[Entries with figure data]
** start **
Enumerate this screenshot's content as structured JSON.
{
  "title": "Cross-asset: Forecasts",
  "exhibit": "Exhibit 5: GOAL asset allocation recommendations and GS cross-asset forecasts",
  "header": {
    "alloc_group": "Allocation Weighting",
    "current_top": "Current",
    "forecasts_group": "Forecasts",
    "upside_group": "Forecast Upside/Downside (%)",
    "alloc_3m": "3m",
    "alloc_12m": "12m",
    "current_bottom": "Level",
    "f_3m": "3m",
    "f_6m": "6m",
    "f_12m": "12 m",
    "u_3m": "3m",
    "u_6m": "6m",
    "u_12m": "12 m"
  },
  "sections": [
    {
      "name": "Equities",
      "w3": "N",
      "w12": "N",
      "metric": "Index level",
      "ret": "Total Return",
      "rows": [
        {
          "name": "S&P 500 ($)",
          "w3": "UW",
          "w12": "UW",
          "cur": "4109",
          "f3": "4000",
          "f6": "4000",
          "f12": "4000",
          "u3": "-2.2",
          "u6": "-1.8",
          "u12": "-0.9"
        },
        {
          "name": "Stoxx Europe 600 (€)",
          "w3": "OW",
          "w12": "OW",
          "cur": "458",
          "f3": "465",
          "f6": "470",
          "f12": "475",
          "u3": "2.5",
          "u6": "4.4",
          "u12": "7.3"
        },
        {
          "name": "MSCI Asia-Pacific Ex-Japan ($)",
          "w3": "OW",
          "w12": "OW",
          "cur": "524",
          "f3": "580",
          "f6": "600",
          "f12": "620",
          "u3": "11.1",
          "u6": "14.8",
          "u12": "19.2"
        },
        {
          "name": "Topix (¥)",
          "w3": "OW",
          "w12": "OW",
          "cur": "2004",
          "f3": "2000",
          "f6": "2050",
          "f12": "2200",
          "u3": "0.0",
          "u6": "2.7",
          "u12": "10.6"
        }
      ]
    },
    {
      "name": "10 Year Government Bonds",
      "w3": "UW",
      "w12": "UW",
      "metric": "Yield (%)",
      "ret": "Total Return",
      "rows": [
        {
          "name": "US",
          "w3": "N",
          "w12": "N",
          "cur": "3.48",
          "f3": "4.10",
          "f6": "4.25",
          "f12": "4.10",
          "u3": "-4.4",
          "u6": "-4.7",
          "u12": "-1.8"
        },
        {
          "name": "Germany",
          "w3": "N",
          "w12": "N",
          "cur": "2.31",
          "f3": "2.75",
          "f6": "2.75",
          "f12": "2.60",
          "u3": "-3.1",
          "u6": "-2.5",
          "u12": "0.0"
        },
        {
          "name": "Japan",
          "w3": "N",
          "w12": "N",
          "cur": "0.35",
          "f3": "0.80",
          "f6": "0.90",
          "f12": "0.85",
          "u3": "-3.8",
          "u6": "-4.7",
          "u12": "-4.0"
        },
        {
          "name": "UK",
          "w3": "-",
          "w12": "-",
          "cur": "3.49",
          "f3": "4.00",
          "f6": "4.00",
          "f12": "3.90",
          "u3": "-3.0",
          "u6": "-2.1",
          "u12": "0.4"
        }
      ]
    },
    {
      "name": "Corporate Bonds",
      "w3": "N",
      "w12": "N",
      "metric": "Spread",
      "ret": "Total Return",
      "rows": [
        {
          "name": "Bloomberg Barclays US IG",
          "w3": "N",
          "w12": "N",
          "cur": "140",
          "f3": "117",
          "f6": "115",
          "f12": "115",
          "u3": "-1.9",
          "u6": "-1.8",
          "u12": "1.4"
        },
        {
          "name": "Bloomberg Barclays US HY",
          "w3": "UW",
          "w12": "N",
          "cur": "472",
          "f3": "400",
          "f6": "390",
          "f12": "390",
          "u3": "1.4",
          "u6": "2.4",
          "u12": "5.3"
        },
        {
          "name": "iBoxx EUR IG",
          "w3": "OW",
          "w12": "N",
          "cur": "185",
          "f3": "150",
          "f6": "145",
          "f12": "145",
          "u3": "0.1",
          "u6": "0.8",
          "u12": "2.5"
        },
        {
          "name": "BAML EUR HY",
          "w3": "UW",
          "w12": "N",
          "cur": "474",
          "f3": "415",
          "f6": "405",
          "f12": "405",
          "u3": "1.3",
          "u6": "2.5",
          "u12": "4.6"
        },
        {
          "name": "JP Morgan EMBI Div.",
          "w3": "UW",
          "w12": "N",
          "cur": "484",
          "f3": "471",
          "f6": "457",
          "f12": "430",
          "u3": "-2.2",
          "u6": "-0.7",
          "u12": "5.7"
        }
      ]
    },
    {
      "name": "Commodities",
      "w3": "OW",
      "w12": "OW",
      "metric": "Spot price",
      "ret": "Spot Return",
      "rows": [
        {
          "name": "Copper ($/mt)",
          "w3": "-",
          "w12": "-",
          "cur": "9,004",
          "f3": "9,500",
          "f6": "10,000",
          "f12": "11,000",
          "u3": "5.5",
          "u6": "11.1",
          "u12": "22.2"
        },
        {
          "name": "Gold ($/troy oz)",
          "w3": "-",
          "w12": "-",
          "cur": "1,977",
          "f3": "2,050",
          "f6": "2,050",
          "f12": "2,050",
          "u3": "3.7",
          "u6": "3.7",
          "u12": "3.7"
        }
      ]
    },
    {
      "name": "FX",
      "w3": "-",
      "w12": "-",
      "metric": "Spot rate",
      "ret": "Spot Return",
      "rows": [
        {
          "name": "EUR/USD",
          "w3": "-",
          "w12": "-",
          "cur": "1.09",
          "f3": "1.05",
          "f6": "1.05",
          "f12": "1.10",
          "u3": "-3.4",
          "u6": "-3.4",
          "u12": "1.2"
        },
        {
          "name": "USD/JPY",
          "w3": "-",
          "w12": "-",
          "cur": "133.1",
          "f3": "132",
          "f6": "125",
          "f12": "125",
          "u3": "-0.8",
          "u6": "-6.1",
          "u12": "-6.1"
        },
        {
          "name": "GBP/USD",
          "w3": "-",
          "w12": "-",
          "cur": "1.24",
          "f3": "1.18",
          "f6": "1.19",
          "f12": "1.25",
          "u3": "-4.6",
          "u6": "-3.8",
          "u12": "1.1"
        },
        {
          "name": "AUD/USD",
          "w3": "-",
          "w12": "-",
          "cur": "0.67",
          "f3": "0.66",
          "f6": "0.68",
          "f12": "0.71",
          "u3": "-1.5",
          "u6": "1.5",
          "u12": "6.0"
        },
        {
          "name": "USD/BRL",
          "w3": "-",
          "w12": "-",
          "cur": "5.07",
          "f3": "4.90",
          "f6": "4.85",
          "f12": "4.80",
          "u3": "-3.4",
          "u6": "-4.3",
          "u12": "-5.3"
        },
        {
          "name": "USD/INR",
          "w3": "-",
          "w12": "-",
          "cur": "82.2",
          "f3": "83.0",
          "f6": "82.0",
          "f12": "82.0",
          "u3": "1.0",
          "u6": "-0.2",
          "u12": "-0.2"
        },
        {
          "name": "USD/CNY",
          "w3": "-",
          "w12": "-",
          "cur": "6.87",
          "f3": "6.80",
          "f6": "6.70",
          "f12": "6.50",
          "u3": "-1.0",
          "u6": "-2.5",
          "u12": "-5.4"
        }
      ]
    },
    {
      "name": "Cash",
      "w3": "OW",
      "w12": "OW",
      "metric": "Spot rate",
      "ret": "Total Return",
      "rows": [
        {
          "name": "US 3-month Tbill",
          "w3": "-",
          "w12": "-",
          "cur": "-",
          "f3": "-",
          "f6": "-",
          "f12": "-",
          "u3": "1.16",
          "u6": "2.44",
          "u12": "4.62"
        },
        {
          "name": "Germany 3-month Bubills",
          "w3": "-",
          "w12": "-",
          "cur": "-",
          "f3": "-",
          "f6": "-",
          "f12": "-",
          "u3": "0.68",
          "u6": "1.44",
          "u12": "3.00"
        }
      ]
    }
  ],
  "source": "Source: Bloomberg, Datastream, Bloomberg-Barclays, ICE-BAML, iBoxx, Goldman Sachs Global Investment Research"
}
** end **
Pick out each line in the material containing "Bloomberg".

          "name": "Bloomberg Barclays US IG",
          "name": "Bloomberg Barclays US HY",
  "source": "Source: Bloomberg, Datastream, Bloomberg-Barclays, ICE-BAML, iBoxx, Goldman Sachs Global Investment Research"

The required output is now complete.